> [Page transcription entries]
== Segment start ==

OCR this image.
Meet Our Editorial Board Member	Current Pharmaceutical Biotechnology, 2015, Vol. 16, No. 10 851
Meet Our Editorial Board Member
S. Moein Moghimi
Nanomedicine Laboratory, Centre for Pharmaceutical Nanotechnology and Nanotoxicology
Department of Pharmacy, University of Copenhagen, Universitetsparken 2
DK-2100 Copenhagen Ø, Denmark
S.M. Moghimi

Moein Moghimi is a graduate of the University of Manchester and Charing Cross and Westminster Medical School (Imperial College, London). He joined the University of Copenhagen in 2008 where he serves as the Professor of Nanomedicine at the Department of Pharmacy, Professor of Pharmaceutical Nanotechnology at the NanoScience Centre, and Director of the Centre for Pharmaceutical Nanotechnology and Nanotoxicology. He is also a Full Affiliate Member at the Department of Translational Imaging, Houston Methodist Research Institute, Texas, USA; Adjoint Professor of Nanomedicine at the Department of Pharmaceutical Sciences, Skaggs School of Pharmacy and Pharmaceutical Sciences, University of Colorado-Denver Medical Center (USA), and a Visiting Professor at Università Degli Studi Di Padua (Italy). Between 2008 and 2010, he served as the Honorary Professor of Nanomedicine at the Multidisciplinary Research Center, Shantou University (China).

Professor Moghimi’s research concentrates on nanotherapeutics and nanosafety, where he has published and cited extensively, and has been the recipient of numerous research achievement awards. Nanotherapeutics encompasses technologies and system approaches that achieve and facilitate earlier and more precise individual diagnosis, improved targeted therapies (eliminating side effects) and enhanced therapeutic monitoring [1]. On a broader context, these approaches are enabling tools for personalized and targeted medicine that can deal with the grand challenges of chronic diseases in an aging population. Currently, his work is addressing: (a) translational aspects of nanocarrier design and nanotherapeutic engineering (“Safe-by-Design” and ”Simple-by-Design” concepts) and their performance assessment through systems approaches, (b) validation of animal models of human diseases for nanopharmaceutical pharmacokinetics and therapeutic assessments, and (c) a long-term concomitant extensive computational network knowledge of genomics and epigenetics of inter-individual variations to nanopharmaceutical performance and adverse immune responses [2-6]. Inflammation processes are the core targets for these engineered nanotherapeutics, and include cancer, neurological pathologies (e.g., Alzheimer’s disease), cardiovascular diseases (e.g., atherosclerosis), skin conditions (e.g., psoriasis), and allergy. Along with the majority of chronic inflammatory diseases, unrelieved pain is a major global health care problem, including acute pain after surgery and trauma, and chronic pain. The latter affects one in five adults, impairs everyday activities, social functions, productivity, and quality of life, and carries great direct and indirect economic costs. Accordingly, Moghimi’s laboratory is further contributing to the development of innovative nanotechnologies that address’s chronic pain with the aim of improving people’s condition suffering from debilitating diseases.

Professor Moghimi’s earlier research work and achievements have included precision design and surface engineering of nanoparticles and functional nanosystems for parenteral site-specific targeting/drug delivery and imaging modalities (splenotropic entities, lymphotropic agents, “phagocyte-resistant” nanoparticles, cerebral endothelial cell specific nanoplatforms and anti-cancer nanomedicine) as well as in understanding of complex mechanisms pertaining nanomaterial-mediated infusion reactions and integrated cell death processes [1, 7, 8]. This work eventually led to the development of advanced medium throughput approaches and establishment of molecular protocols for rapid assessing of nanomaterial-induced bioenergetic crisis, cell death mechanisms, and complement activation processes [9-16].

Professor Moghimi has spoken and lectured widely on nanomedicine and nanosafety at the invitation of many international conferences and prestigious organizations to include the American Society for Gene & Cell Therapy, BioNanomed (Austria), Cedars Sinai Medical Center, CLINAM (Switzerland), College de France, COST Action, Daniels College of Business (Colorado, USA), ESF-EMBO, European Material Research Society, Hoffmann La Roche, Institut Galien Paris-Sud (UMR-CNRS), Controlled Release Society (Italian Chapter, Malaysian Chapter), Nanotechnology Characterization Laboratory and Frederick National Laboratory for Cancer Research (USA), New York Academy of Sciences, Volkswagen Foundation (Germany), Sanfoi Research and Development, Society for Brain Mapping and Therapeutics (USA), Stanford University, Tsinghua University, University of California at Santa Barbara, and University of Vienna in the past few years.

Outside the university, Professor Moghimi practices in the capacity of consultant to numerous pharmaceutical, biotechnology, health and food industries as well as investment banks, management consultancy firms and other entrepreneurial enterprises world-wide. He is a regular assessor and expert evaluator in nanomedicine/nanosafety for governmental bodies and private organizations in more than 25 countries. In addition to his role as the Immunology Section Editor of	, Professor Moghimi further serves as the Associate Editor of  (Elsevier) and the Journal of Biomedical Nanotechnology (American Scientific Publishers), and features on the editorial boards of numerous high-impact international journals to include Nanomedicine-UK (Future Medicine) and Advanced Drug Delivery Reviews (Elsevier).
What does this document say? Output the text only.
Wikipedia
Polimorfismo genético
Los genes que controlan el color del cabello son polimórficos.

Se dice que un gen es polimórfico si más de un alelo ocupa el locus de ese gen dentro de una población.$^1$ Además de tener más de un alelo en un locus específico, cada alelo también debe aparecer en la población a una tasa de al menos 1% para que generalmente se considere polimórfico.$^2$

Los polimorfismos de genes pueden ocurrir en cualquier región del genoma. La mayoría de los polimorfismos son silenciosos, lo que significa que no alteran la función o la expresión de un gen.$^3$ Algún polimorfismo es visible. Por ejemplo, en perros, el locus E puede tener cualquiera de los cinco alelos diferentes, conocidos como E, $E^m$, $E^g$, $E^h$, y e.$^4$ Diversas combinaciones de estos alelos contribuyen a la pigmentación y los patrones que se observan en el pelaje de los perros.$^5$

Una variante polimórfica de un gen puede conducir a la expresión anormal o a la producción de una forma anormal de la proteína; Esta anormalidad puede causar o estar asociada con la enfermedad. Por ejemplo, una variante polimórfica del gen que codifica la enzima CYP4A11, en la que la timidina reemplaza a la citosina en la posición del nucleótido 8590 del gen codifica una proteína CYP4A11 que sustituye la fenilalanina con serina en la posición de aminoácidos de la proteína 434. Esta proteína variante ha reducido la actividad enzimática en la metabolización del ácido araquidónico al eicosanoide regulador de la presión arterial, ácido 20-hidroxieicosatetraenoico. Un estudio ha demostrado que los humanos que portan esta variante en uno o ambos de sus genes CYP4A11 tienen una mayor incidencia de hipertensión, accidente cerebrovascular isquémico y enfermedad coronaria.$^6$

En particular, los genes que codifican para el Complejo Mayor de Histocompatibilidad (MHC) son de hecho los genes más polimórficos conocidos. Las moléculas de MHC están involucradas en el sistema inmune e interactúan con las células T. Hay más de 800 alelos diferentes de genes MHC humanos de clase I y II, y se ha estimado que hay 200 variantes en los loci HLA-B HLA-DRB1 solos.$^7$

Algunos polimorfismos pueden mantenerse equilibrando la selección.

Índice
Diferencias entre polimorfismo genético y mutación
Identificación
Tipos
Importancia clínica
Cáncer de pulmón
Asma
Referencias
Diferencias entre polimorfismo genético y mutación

== Segment end ==

Your task is to copy each line of the data above that holds "alelos".

Los polimorfismos de genes pueden ocurrir en cualquier región del genoma. La mayoría de los polimorfismos son silenciosos, lo que significa que no alteran la función o la expresión de un gen.$^3$ Algún polimorfismo es visible. Por ejemplo, en perros, el locus E puede tener cualquiera de los cinco alelos diferentes, conocidos como E, $E^m$, $E^g$, $E^h$, y e.$^4$ Diversas combinaciones de estos alelos contribuyen a la pigmentación y los patrones que se observan en el pelaje de los perros.$^5$
En particular, los genes que codifican para el Complejo Mayor de Histocompatibilidad (MHC) son de hecho los genes más polimórficos conocidos. Las moléculas de MHC están involucradas en el sistema inmune e interactúan con las células T. Hay más de 800 alelos diferentes de genes MHC humanos de clase I y II, y se ha estimado que hay 200 variantes en los loci HLA-B HLA-DRB1 solos.$^7$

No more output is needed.